_AIM OF THE EXERCISE_
Render the rows from the very first one through the one containing "List 25 of the", both included, as a Markdown table with columns No. and Text. Number each row and skip any blank ones.

_MATERIAL FOR THE TASK_
◆ ◆ ◆ ◆
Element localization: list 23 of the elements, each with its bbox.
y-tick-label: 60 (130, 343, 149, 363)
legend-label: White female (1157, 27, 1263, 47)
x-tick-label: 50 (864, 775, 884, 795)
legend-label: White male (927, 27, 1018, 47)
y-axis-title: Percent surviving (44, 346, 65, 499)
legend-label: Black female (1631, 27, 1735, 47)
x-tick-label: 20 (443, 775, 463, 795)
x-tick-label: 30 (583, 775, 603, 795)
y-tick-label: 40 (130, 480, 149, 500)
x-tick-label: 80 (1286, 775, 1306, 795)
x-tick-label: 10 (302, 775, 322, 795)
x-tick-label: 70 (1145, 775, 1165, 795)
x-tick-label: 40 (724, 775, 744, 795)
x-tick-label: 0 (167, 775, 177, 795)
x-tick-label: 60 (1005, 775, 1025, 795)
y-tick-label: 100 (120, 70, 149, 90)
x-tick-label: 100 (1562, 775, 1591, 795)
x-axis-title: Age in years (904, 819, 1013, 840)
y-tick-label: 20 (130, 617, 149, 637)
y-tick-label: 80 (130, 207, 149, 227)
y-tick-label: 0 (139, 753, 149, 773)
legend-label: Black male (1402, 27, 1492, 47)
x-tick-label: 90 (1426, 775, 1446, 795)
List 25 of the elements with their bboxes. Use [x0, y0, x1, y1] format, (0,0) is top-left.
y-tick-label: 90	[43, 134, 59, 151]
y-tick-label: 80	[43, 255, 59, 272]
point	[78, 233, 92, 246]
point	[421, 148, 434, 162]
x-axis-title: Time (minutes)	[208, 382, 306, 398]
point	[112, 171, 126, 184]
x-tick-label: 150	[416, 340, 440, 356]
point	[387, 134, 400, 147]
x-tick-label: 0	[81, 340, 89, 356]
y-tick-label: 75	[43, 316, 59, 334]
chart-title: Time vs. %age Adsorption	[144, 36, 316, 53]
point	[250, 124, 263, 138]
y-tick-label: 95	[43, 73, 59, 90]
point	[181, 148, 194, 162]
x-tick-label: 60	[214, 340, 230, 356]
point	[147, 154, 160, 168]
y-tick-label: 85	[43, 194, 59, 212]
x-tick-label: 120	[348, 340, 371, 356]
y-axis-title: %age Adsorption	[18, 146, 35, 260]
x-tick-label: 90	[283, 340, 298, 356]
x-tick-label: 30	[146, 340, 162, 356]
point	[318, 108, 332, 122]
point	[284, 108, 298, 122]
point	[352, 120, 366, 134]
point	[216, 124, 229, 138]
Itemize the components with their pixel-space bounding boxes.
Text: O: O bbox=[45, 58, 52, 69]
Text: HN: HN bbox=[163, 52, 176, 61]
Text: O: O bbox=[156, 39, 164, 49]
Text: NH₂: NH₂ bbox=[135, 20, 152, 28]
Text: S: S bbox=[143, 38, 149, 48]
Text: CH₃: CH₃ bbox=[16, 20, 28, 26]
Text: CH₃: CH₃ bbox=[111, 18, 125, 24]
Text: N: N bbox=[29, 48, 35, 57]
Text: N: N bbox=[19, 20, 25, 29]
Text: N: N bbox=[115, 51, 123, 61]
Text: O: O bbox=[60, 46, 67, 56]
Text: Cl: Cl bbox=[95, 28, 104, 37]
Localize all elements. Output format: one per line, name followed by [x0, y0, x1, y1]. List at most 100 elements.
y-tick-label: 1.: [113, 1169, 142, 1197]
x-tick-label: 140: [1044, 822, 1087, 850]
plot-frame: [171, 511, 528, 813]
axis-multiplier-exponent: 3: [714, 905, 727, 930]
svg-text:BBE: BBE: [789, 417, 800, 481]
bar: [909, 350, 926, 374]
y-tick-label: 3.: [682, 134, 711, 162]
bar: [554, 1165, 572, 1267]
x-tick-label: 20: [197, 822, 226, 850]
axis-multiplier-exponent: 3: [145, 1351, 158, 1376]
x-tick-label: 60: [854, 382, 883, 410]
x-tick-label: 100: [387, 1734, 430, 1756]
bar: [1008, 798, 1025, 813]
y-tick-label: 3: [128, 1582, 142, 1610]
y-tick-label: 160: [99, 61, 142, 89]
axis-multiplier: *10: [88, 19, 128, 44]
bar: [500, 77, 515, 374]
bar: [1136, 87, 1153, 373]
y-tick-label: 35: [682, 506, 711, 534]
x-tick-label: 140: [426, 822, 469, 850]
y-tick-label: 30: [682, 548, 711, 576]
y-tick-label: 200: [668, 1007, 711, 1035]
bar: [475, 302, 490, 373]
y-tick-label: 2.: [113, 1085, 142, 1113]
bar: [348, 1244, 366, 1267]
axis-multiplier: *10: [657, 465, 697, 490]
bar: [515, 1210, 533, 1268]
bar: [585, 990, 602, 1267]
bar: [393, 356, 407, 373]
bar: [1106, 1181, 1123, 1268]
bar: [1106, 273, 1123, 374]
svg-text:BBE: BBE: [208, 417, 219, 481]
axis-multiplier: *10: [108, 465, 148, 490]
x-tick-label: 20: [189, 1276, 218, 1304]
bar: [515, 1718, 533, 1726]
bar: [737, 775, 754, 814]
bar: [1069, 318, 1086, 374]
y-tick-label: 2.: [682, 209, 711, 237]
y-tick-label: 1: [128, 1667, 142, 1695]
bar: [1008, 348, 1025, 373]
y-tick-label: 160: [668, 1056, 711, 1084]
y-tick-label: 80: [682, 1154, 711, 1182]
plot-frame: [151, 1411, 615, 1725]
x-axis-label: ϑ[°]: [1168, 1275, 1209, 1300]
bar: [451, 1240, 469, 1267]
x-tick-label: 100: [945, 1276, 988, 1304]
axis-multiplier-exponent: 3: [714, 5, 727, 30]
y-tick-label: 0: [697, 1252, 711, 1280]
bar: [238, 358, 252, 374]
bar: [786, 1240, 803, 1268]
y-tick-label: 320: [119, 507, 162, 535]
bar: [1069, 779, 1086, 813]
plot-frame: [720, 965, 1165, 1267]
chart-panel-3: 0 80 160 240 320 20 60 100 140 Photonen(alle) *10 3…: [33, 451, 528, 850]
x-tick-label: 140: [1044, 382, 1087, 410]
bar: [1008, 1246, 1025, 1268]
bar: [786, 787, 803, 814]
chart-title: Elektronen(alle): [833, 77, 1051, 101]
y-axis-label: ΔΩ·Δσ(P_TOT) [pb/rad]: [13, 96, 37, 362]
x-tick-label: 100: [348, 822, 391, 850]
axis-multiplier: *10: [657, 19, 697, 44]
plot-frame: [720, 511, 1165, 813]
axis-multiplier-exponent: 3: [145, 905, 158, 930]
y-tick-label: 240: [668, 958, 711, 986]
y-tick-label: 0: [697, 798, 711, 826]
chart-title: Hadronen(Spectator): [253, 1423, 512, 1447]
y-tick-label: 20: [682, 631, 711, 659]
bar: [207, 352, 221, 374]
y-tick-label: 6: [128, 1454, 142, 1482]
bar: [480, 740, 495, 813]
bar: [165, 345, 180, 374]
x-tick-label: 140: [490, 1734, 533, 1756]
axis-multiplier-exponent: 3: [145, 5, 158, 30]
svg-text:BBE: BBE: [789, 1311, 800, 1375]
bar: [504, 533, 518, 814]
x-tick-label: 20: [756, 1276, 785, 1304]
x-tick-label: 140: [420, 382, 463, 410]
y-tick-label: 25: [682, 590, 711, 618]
◆ ◆ ◆ ◆
_RESULT FOR THIS TASK_
| No. | Text |
|---|---|
| 1 | Element localization: list 23 of the elements, each with its bbox. |
| 2 | y-tick-label: 60 (130, 343, 149, 363) |
| 3 | legend-label: White female (1157, 27, 1263, 47) |
| 4 | x-tick-label: 50 (864, 775, 884, 795) |
| 5 | legend-label: White male (927, 27, 1018, 47) |
| 6 | y-axis-title: Percent surviving (44, 346, 65, 499) |
| 7 | legend-label: Black female (1631, 27, 1735, 47) |
| 8 | x-tick-label: 20 (443, 775, 463, 795) |
| 9 | x-tick-label: 30 (583, 775, 603, 795) |
| 10 | y-tick-label: 40 (130, 480, 149, 500) |
| 11 | x-tick-label: 80 (1286, 775, 1306, 795) |
| 12 | x-tick-label: 10 (302, 775, 322, 795) |
| 13 | x-tick-label: 70 (1145, 775, 1165, 795) |
| 14 | x-tick-label: 40 (724, 775, 744, 795) |
| 15 | x-tick-label: 0 (167, 775, 177, 795) |
| 16 | x-tick-label: 60 (1005, 775, 1025, 795) |
| 17 | y-tick-label: 100 (120, 70, 149, 90) |
| 18 | x-tick-label: 100 (1562, 775, 1591, 795) |
| 19 | x-axis-title: Age in years (904, 819, 1013, 840) |
| 20 | y-tick-label: 20 (130, 617, 149, 637) |
| 21 | y-tick-label: 80 (130, 207, 149, 227) |
| 22 | y-tick-label: 0 (139, 753, 149, 773) |
| 23 | legend-label: Black male (1402, 27, 1492, 47) |
| 24 | x-tick-label: 90 (1426, 775, 1446, 795) |
| 25 | List 25 of the elements with their bboxes. Use [x0, y0, x1, y1] format, (0,0) is top-left. |